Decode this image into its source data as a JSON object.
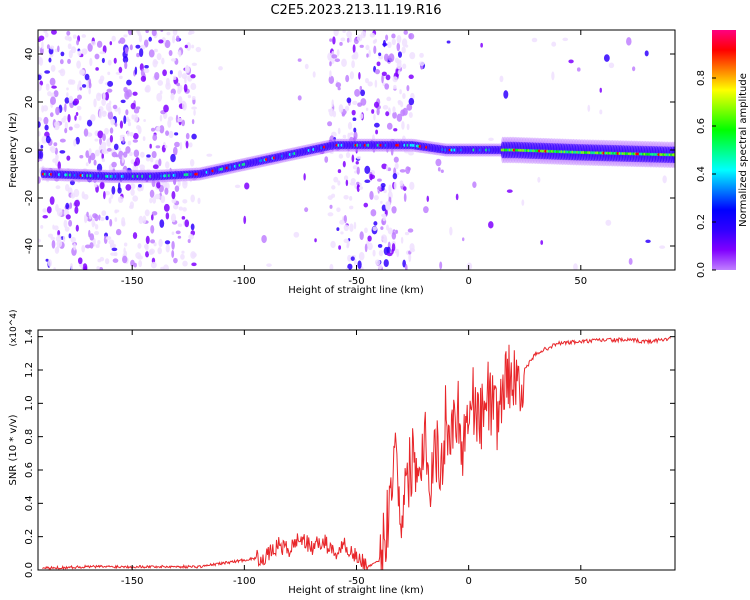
{
  "title": "C2E5.2023.213.11.19.R16",
  "colors": {
    "snr_line": "#e8262a",
    "spectrogram_scale": [
      "#ffffff",
      "#f0e0ff",
      "#c080ff",
      "#8000ff",
      "#3000ff",
      "#0000ff",
      "#0080ff",
      "#00ffff",
      "#00ff80",
      "#00ff00",
      "#80ff00",
      "#ffff00",
      "#ff8000",
      "#ff0000",
      "#ff0080"
    ]
  },
  "chart_data": [
    {
      "type": "heatmap",
      "xlabel": "Height of straight line (km)",
      "ylabel": "Frequency (Hz)",
      "xlim": [
        -192,
        92
      ],
      "ylim": [
        -50,
        50
      ],
      "x_ticks": [
        "-150",
        "-100",
        "-50",
        "0",
        "50"
      ],
      "y_ticks": [
        "-40",
        "-20",
        "0",
        "20",
        "40"
      ],
      "colorbar": {
        "label": "Normalized spectral amplitude",
        "range": [
          0,
          1
        ],
        "ticks": [
          "0.0",
          "0.2",
          "0.4",
          "0.6",
          "0.8"
        ]
      },
      "ridge": {
        "x": [
          -190,
          -160,
          -140,
          -120,
          -100,
          -80,
          -60,
          -40,
          -25,
          -10,
          0,
          20,
          50,
          90
        ],
        "freq": [
          -10,
          -11,
          -11,
          -10,
          -6,
          -2,
          2,
          2,
          2,
          0,
          0,
          0,
          -1,
          -2
        ]
      }
    },
    {
      "type": "line",
      "xlabel": "Height of straight line (km)",
      "ylabel": "SNR (10 * v/v)",
      "y_multiplier": "(x10^4)",
      "xlim": [
        -192,
        92
      ],
      "ylim": [
        0,
        1.44
      ],
      "x_ticks": [
        "-150",
        "-100",
        "-50",
        "0",
        "50"
      ],
      "y_ticks": [
        "0.0",
        "0.2",
        "0.4",
        "0.6",
        "0.8",
        "1.0",
        "1.2",
        "1.4"
      ],
      "series": [
        {
          "x": [
            -190,
            -170,
            -150,
            -130,
            -120,
            -110,
            -100,
            -90,
            -85,
            -80,
            -75,
            -70,
            -65,
            -60,
            -55,
            -50,
            -45,
            -40,
            -37,
            -35,
            -33,
            -30,
            -27,
            -25,
            -22,
            -20,
            -17,
            -15,
            -12,
            -10,
            -8,
            -5,
            -3,
            0,
            3,
            5,
            8,
            10,
            12,
            15,
            18,
            20,
            25,
            30,
            40,
            50,
            60,
            70,
            80,
            90
          ],
          "values": [
            0.01,
            0.02,
            0.02,
            0.02,
            0.02,
            0.04,
            0.06,
            0.08,
            0.15,
            0.12,
            0.2,
            0.13,
            0.18,
            0.1,
            0.15,
            0.08,
            0.02,
            0.05,
            0.2,
            0.5,
            0.75,
            0.35,
            0.55,
            0.7,
            0.6,
            0.85,
            0.55,
            0.75,
            0.6,
            0.95,
            0.8,
            1.0,
            0.75,
            0.95,
            1.05,
            0.85,
            1.1,
            1.0,
            0.9,
            1.05,
            1.2,
            1.1,
            1.2,
            1.3,
            1.36,
            1.37,
            1.38,
            1.38,
            1.37,
            1.39
          ]
        }
      ]
    }
  ]
}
════════
#### [Directions for this task]
Write out all the records again, exactly, minus any pictures.

#### [Answer to the task]
Decode this image into its source data as a JSON object.
{
  "title": "C2E5.2023.213.11.19.R16",
  "colors": {
    "snr_line": "#e8262a",
    "spectrogram_scale": [
      "#ffffff",
      "#f0e0ff",
      "#c080ff",
      "#8000ff",
      "#3000ff",
      "#0000ff",
      "#0080ff",
      "#00ffff",
      "#00ff80",
      "#00ff00",
      "#80ff00",
      "#ffff00",
      "#ff8000",
      "#ff0000",
      "#ff0080"
    ]
  },
  "chart_data": [
    {
      "type": "heatmap",
      "xlabel": "Height of straight line (km)",
      "ylabel": "Frequency (Hz)",
      "xlim": [
        -192,
        92
      ],
      "ylim": [
        -50,
        50
      ],
      "x_ticks": [
        "-150",
        "-100",
        "-50",
        "0",
        "50"
      ],
      "y_ticks": [
        "-40",
        "-20",
        "0",
        "20",
        "40"
      ],
      "colorbar": {
        "label": "Normalized spectral amplitude",
        "range": [
          0,
          1
        ],
        "ticks": [
          "0.0",
          "0.2",
          "0.4",
          "0.6",
          "0.8"
        ]
      },
      "ridge": {
        "x": [
          -190,
          -160,
          -140,
          -120,
          -100,
          -80,
          -60,
          -40,
          -25,
          -10,
          0,
          20,
          50,
          90
        ],
        "freq": [
          -10,
          -11,
          -11,
          -10,
          -6,
          -2,
          2,
          2,
          2,
          0,
          0,
          0,
          -1,
          -2
        ]
      }
    },
    {
      "type": "line",
      "xlabel": "Height of straight line (km)",
      "ylabel": "SNR (10 * v/v)",
      "y_multiplier": "(x10^4)",
      "xlim": [
        -192,
        92
      ],
      "ylim": [
        0,
        1.44
      ],
      "x_ticks": [
        "-150",
        "-100",
        "-50",
        "0",
        "50"
      ],
      "y_ticks": [
        "0.0",
        "0.2",
        "0.4",
        "0.6",
        "0.8",
        "1.0",
        "1.2",
        "1.4"
      ],
      "series": [
        {
          "x": [
            -190,
            -170,
            -150,
            -130,
            -120,
            -110,
            -100,
            -90,
            -85,
            -80,
            -75,
            -70,
            -65,
            -60,
            -55,
            -50,
            -45,
            -40,
            -37,
            -35,
            -33,
            -30,
            -27,
            -25,
            -22,
            -20,
            -17,
            -15,
            -12,
            -10,
            -8,
            -5,
            -3,
            0,
            3,
            5,
            8,
            10,
            12,
            15,
            18,
            20,
            25,
            30,
            40,
            50,
            60,
            70,
            80,
            90
          ],
          "values": [
            0.01,
            0.02,
            0.02,
            0.02,
            0.02,
            0.04,
            0.06,
            0.08,
            0.15,
            0.12,
            0.2,
            0.13,
            0.18,
            0.1,
            0.15,
            0.08,
            0.02,
            0.05,
            0.2,
            0.5,
            0.75,
            0.35,
            0.55,
            0.7,
            0.6,
            0.85,
            0.55,
            0.75,
            0.6,
            0.95,
            0.8,
            1.0,
            0.75,
            0.95,
            1.05,
            0.85,
            1.1,
            1.0,
            0.9,
            1.05,
            1.2,
            1.1,
            1.2,
            1.3,
            1.36,
            1.37,
            1.38,
            1.38,
            1.37,
            1.39
          ]
        }
      ]
    }
  ]
}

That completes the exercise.